— START —
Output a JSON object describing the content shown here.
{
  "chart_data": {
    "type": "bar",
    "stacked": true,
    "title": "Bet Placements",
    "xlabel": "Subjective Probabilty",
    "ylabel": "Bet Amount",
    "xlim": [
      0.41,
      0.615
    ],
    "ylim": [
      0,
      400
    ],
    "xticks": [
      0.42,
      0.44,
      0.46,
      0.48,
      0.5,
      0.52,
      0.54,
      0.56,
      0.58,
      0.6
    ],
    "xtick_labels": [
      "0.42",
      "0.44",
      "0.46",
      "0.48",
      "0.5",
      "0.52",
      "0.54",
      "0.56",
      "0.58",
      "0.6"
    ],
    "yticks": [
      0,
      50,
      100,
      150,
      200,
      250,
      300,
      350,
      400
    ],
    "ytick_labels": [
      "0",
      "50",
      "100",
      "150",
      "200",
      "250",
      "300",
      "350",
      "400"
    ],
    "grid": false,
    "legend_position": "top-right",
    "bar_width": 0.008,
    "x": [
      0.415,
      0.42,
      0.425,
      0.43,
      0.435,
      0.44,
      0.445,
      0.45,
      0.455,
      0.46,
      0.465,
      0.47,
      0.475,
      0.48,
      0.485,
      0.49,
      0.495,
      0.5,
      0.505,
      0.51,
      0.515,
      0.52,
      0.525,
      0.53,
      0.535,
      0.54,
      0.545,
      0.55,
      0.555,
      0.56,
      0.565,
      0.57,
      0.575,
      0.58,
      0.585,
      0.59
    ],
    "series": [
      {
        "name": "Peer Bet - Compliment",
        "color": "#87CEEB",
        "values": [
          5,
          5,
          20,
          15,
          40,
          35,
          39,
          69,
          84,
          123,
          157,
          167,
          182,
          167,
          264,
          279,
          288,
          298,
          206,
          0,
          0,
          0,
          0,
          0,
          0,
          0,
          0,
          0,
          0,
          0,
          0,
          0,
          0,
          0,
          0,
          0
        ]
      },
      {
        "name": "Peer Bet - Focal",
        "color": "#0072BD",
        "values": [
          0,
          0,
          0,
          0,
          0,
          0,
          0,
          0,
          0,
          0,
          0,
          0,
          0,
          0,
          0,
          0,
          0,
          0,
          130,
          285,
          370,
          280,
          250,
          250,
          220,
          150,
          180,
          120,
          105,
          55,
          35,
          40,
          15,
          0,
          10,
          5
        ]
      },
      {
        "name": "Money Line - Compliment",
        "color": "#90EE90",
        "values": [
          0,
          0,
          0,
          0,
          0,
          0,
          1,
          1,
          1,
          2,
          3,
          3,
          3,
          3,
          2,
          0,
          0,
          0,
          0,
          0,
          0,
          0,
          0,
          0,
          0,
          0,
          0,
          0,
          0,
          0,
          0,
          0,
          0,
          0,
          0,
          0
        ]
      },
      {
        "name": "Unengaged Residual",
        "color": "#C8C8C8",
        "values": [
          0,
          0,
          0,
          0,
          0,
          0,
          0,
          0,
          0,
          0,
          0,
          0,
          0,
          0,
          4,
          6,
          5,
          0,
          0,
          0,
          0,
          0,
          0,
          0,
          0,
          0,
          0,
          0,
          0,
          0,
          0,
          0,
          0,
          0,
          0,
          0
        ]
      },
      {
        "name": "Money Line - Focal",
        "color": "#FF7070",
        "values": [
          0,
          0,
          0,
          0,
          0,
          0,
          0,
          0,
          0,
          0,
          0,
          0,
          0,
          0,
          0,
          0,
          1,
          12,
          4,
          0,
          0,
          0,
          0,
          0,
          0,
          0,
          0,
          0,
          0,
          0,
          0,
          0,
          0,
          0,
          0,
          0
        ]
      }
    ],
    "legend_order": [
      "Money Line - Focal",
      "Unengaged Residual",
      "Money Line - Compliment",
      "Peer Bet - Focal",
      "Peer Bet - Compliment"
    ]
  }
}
— END —
## Exercise objective
Scan the material above and determine how many lines include the word "Focal"; report only the number.

## Correct result
4